* [YOUR ASSIGNMENT]:
Please print out the entries below unchanged and skip the images.

* [PROVIDED MATERIAL]:
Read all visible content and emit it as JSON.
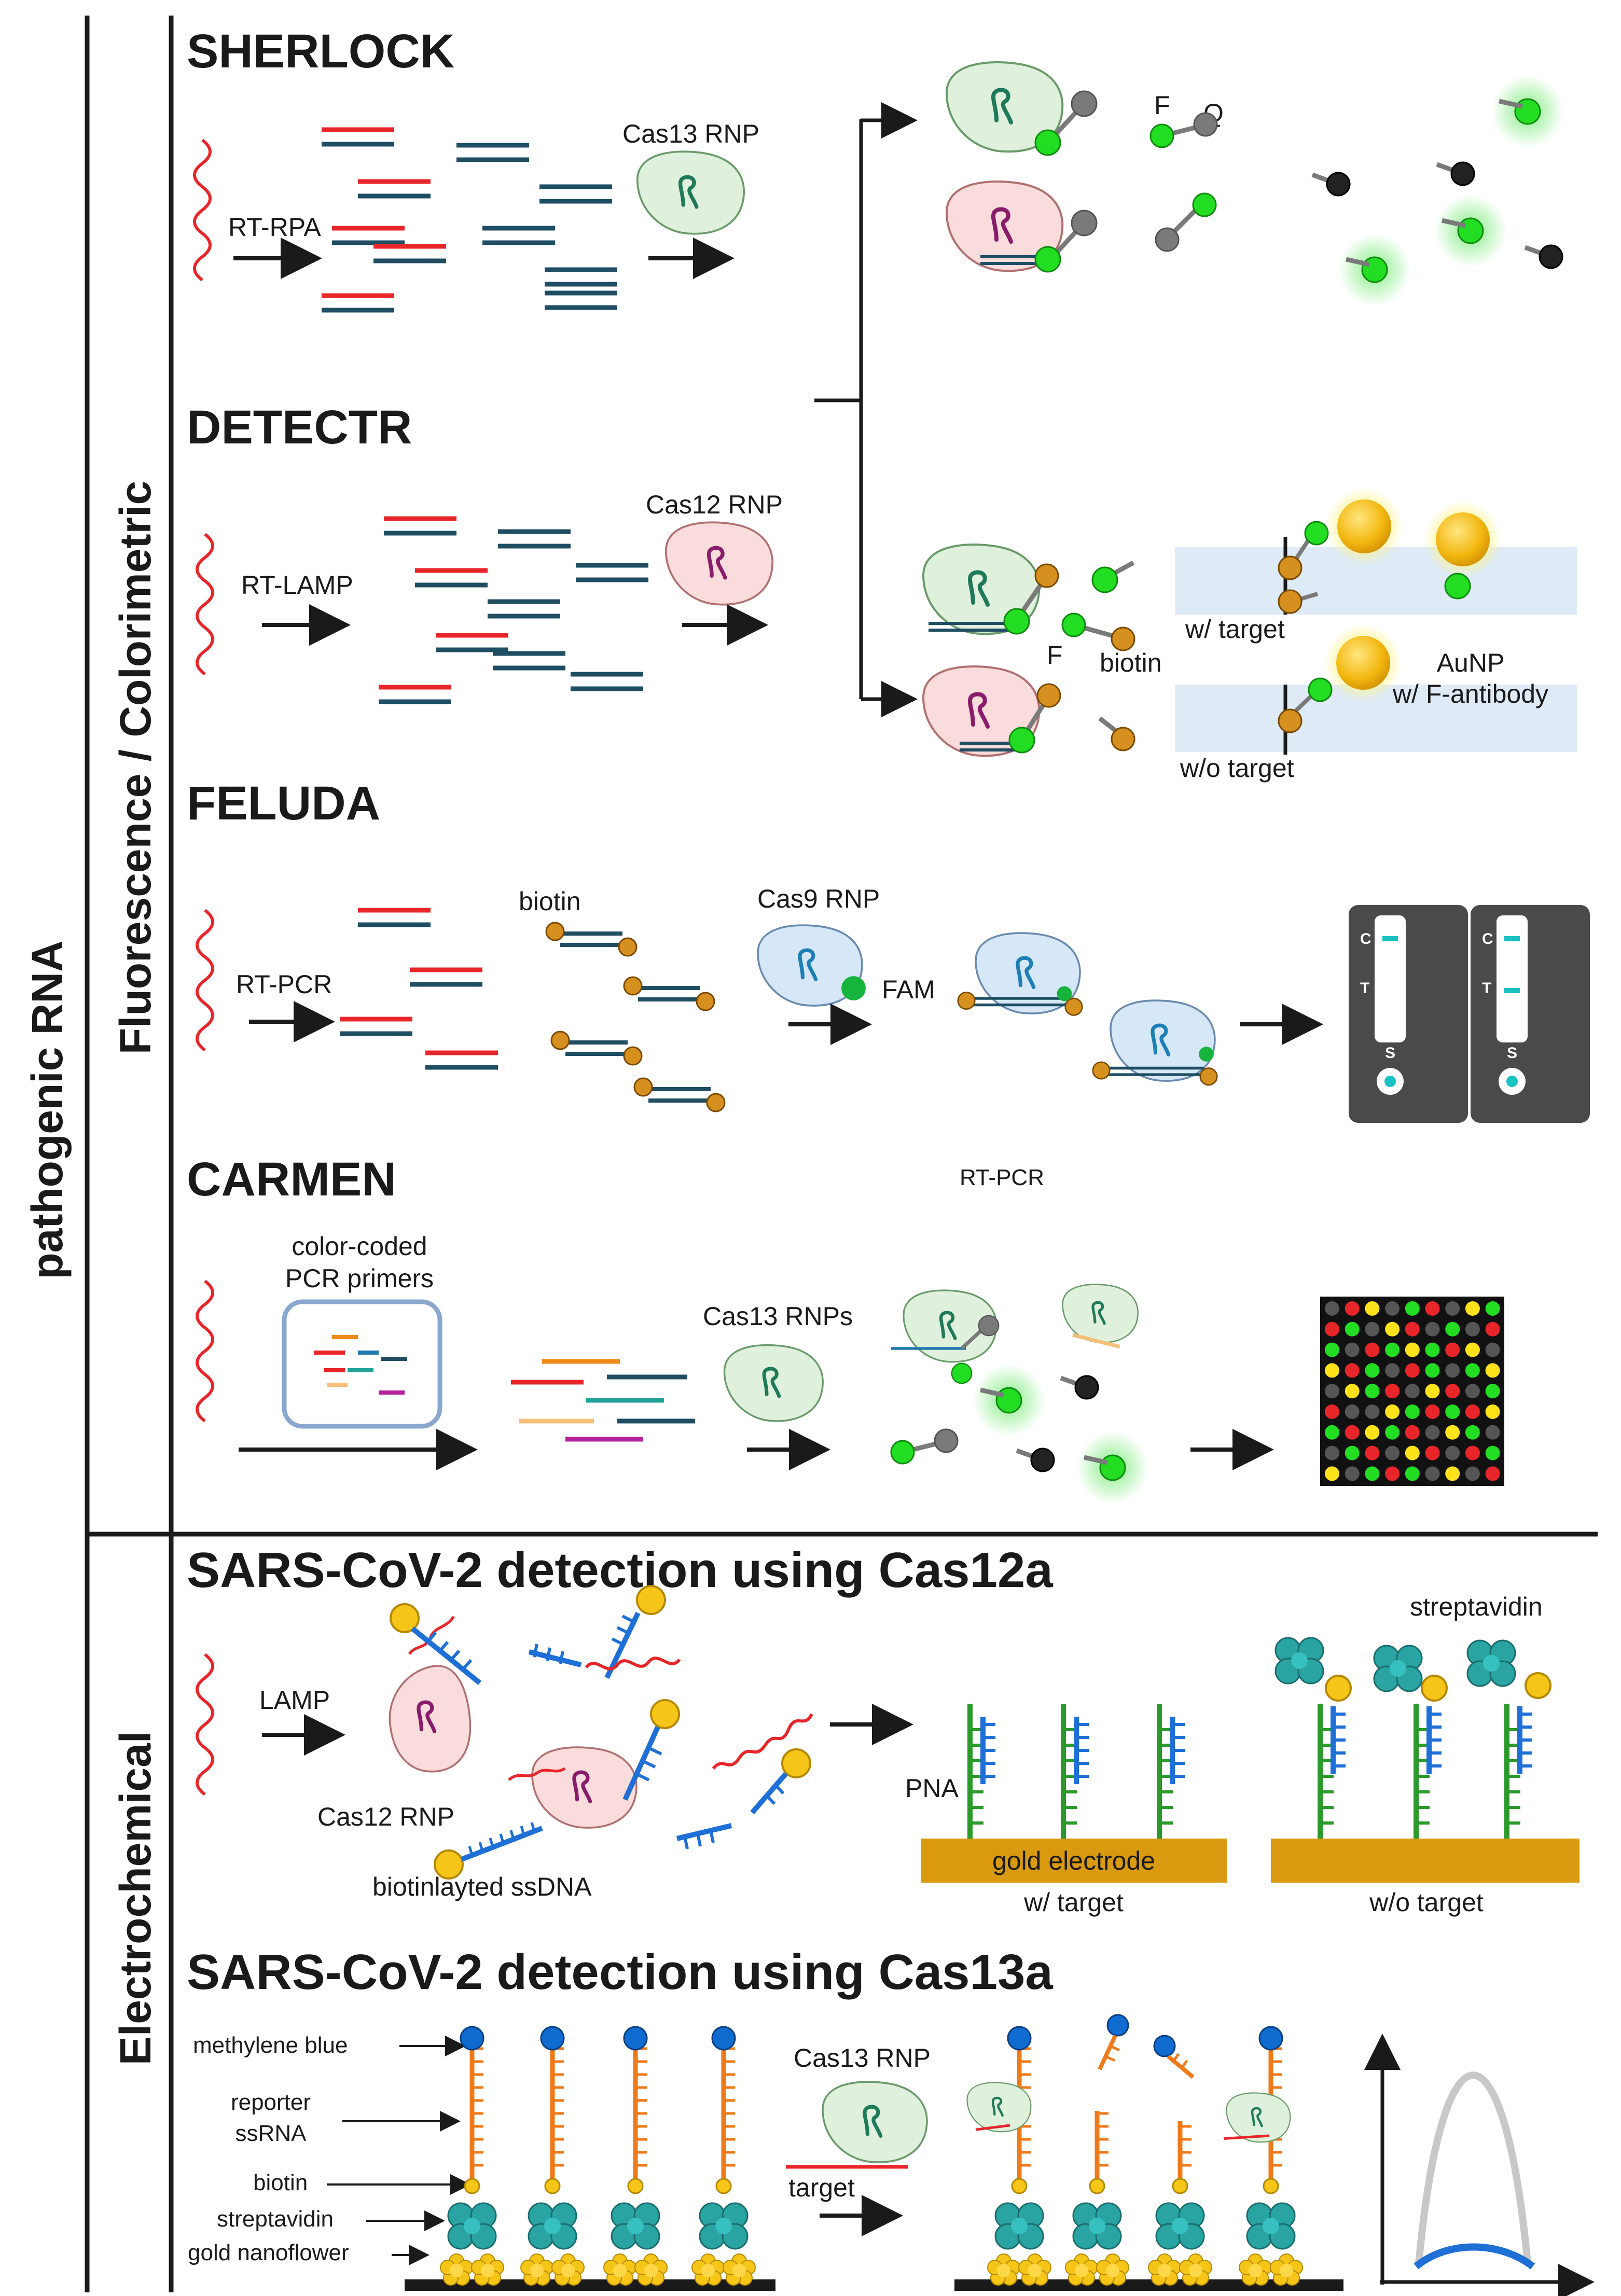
{
  "labels": {
    "outer_vertical": "pathogenic RNA",
    "inner_vertical_top": "Fluorescence / Colorimetric",
    "inner_vertical_bottom": "Electrochemical"
  },
  "sherlock": {
    "title": "SHERLOCK",
    "amplification": "RT-RPA",
    "rnp": "Cas13 RNP",
    "fluor_label": "F",
    "quench_label": "Q"
  },
  "detectr": {
    "title": "DETECTR",
    "amplification": "RT-LAMP",
    "rnp": "Cas12 RNP",
    "fluor_label": "F",
    "biotin_label": "biotin",
    "with_target": "w/ target",
    "without_target": "w/o target",
    "aunp_label_1": "AuNP",
    "aunp_label_2": "w/ F-antibody"
  },
  "feluda": {
    "title": "FELUDA",
    "amplification": "RT-PCR",
    "biotin_label": "biotin",
    "rnp": "Cas9 RNP",
    "fam_label": "FAM",
    "strip_c": "C",
    "strip_t": "T",
    "strip_s": "S"
  },
  "carmen": {
    "title": "CARMEN",
    "extra_label": "RT-PCR",
    "primers_1": "color-coded",
    "primers_2": "PCR primers",
    "rnp": "Cas13 RNPs"
  },
  "cas12a": {
    "title": "SARS-CoV-2 detection using Cas12a",
    "amplification": "LAMP",
    "rnp": "Cas12 RNP",
    "ssdna": "biotinlayted ssDNA",
    "pna": "PNA",
    "electrode": "gold electrode",
    "with_target": "w/ target",
    "without_target": "w/o target",
    "streptavidin": "streptavidin"
  },
  "cas13a": {
    "title": "SARS-CoV-2 detection using Cas13a",
    "methylene": "methylene blue",
    "reporter_1": "reporter",
    "reporter_2": "ssRNA",
    "biotin": "biotin",
    "streptavidin": "streptavidin",
    "nanoflower": "gold nanoflower",
    "rnp": "Cas13 RNP",
    "target": "target"
  },
  "colors": {
    "rna_red": "#e8262a",
    "dna_navy": "#1f4e63",
    "fluor_green": "#22dd22",
    "quencher_gray": "#7a7a7a",
    "gold": "#f5c518",
    "biotin_orange": "#d6901f",
    "dna_blue": "#1e6fd6",
    "pna_green": "#2a9a2a",
    "electrode_gold": "#d99a0f",
    "reporter_orange": "#f07a1a",
    "streptavidin_teal": "#2aa3a3",
    "mb_blue": "#0f6bd0",
    "cas13_fill": "#dff0dc",
    "cas12_fill": "#fadcdc",
    "cas9_fill": "#d6e8f7"
  }
}
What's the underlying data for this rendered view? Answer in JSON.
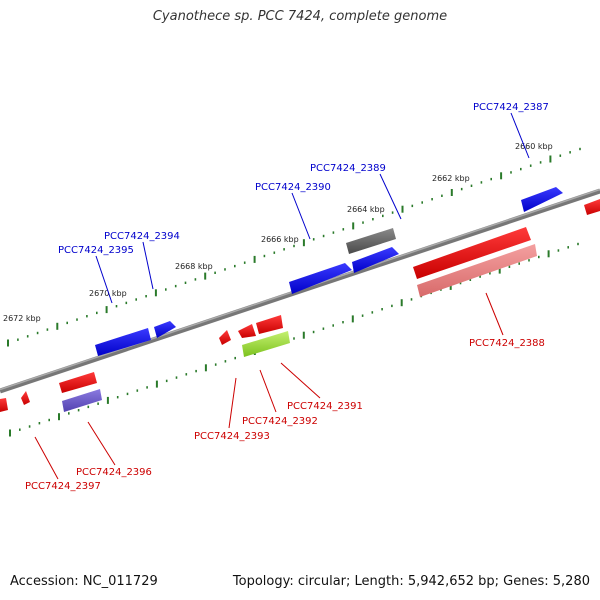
{
  "title": "Cyanothece sp. PCC 7424, complete genome",
  "footer": {
    "accession": "Accession: NC_011729",
    "summary": "Topology: circular; Length: 5,942,652 bp; Genes: 5,280"
  },
  "colors": {
    "backbone": "#888888",
    "tick": "#2a7a2a",
    "forward_label": "#0000cc",
    "reverse_label": "#cc0000",
    "blue_gene": "#0000ee",
    "red_gene": "#ee0000",
    "pink_gene": "#ee8888",
    "gray_gene": "#666666",
    "green_gene": "#99dd33",
    "purple_gene": "#6a5acd"
  },
  "kbp_labels": [
    "2660 kbp",
    "2662 kbp",
    "2664 kbp",
    "2666 kbp",
    "2668 kbp",
    "2670 kbp",
    "2672 kbp"
  ],
  "gene_labels": {
    "PCC7424_2387": "PCC7424_2387",
    "PCC7424_2389": "PCC7424_2389",
    "PCC7424_2390": "PCC7424_2390",
    "PCC7424_2394": "PCC7424_2394",
    "PCC7424_2395": "PCC7424_2395",
    "PCC7424_2388": "PCC7424_2388",
    "PCC7424_2391": "PCC7424_2391",
    "PCC7424_2392": "PCC7424_2392",
    "PCC7424_2393": "PCC7424_2393",
    "PCC7424_2396": "PCC7424_2396",
    "PCC7424_2397": "PCC7424_2397"
  }
}
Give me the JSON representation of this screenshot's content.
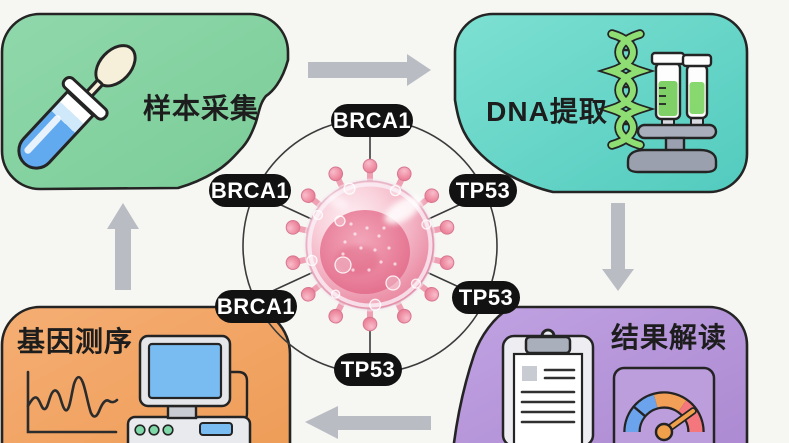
{
  "page": {
    "background_color": "#f6f6f3",
    "arrow_color": "#b9bdc3",
    "label_pill_bg": "#121212",
    "label_pill_text_color": "#ffffff",
    "outline_color": "#242424"
  },
  "cards": {
    "sample_collection": {
      "label": "样本采集",
      "color": "#86d1a3",
      "icon": "swab-test-tube-icon"
    },
    "dna_extraction": {
      "label": "DNA提取",
      "color": "#63d3c7",
      "icon": "dna-helix-test-tubes-icon"
    },
    "gene_sequencing": {
      "label": "基因测序",
      "color": "#f2a567",
      "icon": "sequencer-computer-icon"
    },
    "result_interpretation": {
      "label": "结果解读",
      "color": "#b795d8",
      "icon": "clipboard-gauge-icon"
    }
  },
  "gene_labels": {
    "top": "BRCA1",
    "upper_left": "BRCA1",
    "upper_right": "TP53",
    "lower_left": "BRCA1",
    "lower_right": "TP53",
    "bottom": "TP53"
  },
  "center": {
    "illustration": "virus-cell-illustration",
    "ring": "gene-label-ring"
  }
}
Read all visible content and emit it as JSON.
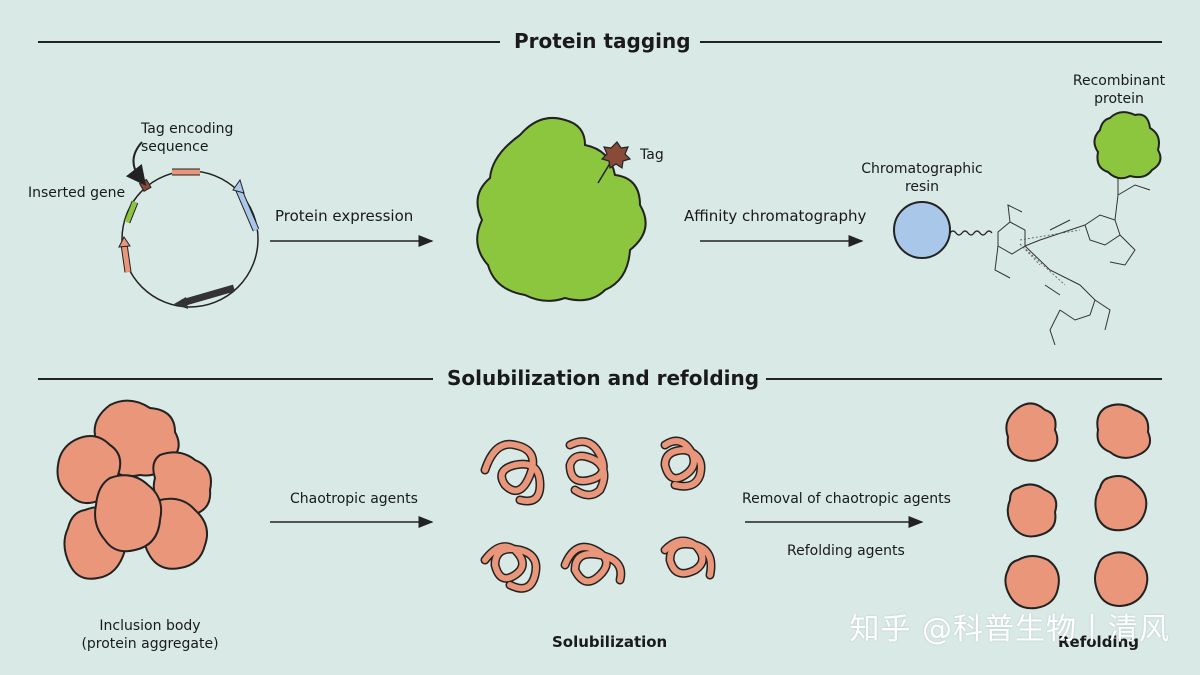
{
  "sections": {
    "top_title": "Protein tagging",
    "bottom_title": "Solubilization and refolding"
  },
  "top": {
    "tag_encoding": "Tag encoding\nsequence",
    "inserted_gene": "Inserted gene",
    "protein_expression": "Protein expression",
    "tag": "Tag",
    "affinity_chromatography": "Affinity chromatography",
    "chromatographic_resin": "Chromatographic\nresin",
    "recombinant_protein": "Recombinant\nprotein"
  },
  "bottom": {
    "inclusion_body": "Inclusion body\n(protein aggregate)",
    "chaotropic_agents": "Chaotropic agents",
    "solubilization": "Solubilization",
    "removal": "Removal of chaotropic agents",
    "refolding_agents": "Refolding agents",
    "refolding": "Refolding"
  },
  "watermark": "知乎 @科普生物丨清风",
  "colors": {
    "background": "#d8e9e6",
    "protein_green": "#8cc63f",
    "aggregate_salmon": "#e9967a",
    "resin_blue": "#a9c7e8",
    "tag_brown": "#8a4a3a"
  }
}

* [OUTPUT FOR THIS EXERCISE]:
Read all visible content and emit it as JSON.
{
  "labels": {
    "outer_vertical": "pathogenic RNA",
    "inner_vertical_top": "Fluorescence / Colorimetric",
    "inner_vertical_bottom": "Electrochemical"
  },
  "sherlock": {
    "title": "SHERLOCK",
    "amplification": "RT-RPA",
    "rnp": "Cas13 RNP",
    "fluor_label": "F",
    "quench_label": "Q"
  },
  "detectr": {
    "title": "DETECTR",
    "amplification": "RT-LAMP",
    "rnp": "Cas12 RNP",
    "fluor_label": "F",
    "biotin_label": "biotin",
    "with_target": "w/ target",
    "without_target": "w/o target",
    "aunp_label_1": "AuNP",
    "aunp_label_2": "w/ F-antibody"
  },
  "feluda": {
    "title": "FELUDA",
    "amplification": "RT-PCR",
    "biotin_label": "biotin",
    "rnp": "Cas9 RNP",
    "fam_label": "FAM",
    "strip_c": "C",
    "strip_t": "T",
    "strip_s": "S"
  },
  "carmen": {
    "title": "CARMEN",
    "extra_label": "RT-PCR",
    "primers_1": "color-coded",
    "primers_2": "PCR primers",
    "rnp": "Cas13 RNPs"
  },
  "cas12a": {
    "title": "SARS-CoV-2 detection using Cas12a",
    "amplification": "LAMP",
    "rnp": "Cas12 RNP",
    "ssdna": "biotinlayted ssDNA",
    "pna": "PNA",
    "electrode": "gold electrode",
    "with_target": "w/ target",
    "without_target": "w/o target",
    "streptavidin": "streptavidin"
  },
  "cas13a": {
    "title": "SARS-CoV-2 detection using Cas13a",
    "methylene": "methylene blue",
    "reporter_1": "reporter",
    "reporter_2": "ssRNA",
    "biotin": "biotin",
    "streptavidin": "streptavidin",
    "nanoflower": "gold nanoflower",
    "rnp": "Cas13 RNP",
    "target": "target"
  },
  "colors": {
    "rna_red": "#e8262a",
    "dna_navy": "#1f4e63",
    "fluor_green": "#22dd22",
    "quencher_gray": "#7a7a7a",
    "gold": "#f5c518",
    "biotin_orange": "#d6901f",
    "dna_blue": "#1e6fd6",
    "pna_green": "#2a9a2a",
    "electrode_gold": "#d99a0f",
    "reporter_orange": "#f07a1a",
    "streptavidin_teal": "#2aa3a3",
    "mb_blue": "#0f6bd0",
    "cas13_fill": "#dff0dc",
    "cas12_fill": "#fadcdc",
    "cas9_fill": "#d6e8f7"
  }
}
What's the underlying data for this rendered view? Answer in JSON.
{
  "title": "Cyanothece sp. PCC 7424, complete genome",
  "footer": {
    "accession": "Accession: NC_011729",
    "summary": "Topology: circular; Length: 5,942,652 bp; Genes: 5,280"
  },
  "colors": {
    "backbone": "#888888",
    "tick": "#2a7a2a",
    "forward_label": "#0000cc",
    "reverse_label": "#cc0000",
    "blue_gene": "#0000ee",
    "red_gene": "#ee0000",
    "pink_gene": "#ee8888",
    "gray_gene": "#666666",
    "green_gene": "#99dd33",
    "purple_gene": "#6a5acd"
  },
  "kbp_labels": [
    "2660 kbp",
    "2662 kbp",
    "2664 kbp",
    "2666 kbp",
    "2668 kbp",
    "2670 kbp",
    "2672 kbp"
  ],
  "gene_labels": {
    "PCC7424_2387": "PCC7424_2387",
    "PCC7424_2389": "PCC7424_2389",
    "PCC7424_2390": "PCC7424_2390",
    "PCC7424_2394": "PCC7424_2394",
    "PCC7424_2395": "PCC7424_2395",
    "PCC7424_2388": "PCC7424_2388",
    "PCC7424_2391": "PCC7424_2391",
    "PCC7424_2392": "PCC7424_2392",
    "PCC7424_2393": "PCC7424_2393",
    "PCC7424_2396": "PCC7424_2396",
    "PCC7424_2397": "PCC7424_2397"
  }
}
Give me the JSON representation of this screenshot's content.
{
  "page": {
    "background_color": "#f6f6f3",
    "arrow_color": "#b9bdc3",
    "label_pill_bg": "#121212",
    "label_pill_text_color": "#ffffff",
    "outline_color": "#242424"
  },
  "cards": {
    "sample_collection": {
      "label": "样本采集",
      "color": "#86d1a3",
      "icon": "swab-test-tube-icon"
    },
    "dna_extraction": {
      "label": "DNA提取",
      "color": "#63d3c7",
      "icon": "dna-helix-test-tubes-icon"
    },
    "gene_sequencing": {
      "label": "基因测序",
      "color": "#f2a567",
      "icon": "sequencer-computer-icon"
    },
    "result_interpretation": {
      "label": "结果解读",
      "color": "#b795d8",
      "icon": "clipboard-gauge-icon"
    }
  },
  "gene_labels": {
    "top": "BRCA1",
    "upper_left": "BRCA1",
    "upper_right": "TP53",
    "lower_left": "BRCA1",
    "lower_right": "TP53",
    "bottom": "TP53"
  },
  "center": {
    "illustration": "virus-cell-illustration",
    "ring": "gene-label-ring"
  }
}
Read all visible content and emit it as JSON.
{
  "sections": {
    "top_title": "Protein tagging",
    "bottom_title": "Solubilization and refolding"
  },
  "top": {
    "tag_encoding": "Tag encoding\nsequence",
    "inserted_gene": "Inserted gene",
    "protein_expression": "Protein expression",
    "tag": "Tag",
    "affinity_chromatography": "Affinity chromatography",
    "chromatographic_resin": "Chromatographic\nresin",
    "recombinant_protein": "Recombinant\nprotein"
  },
  "bottom": {
    "inclusion_body": "Inclusion body\n(protein aggregate)",
    "chaotropic_agents": "Chaotropic agents",
    "solubilization": "Solubilization",
    "removal": "Removal of chaotropic agents",
    "refolding_agents": "Refolding agents",
    "refolding": "Refolding"
  },
  "watermark": "知乎 @科普生物丨清风",
  "colors": {
    "background": "#d8e9e6",
    "protein_green": "#8cc63f",
    "aggregate_salmon": "#e9967a",
    "resin_blue": "#a9c7e8",
    "tag_brown": "#8a4a3a"
  }
}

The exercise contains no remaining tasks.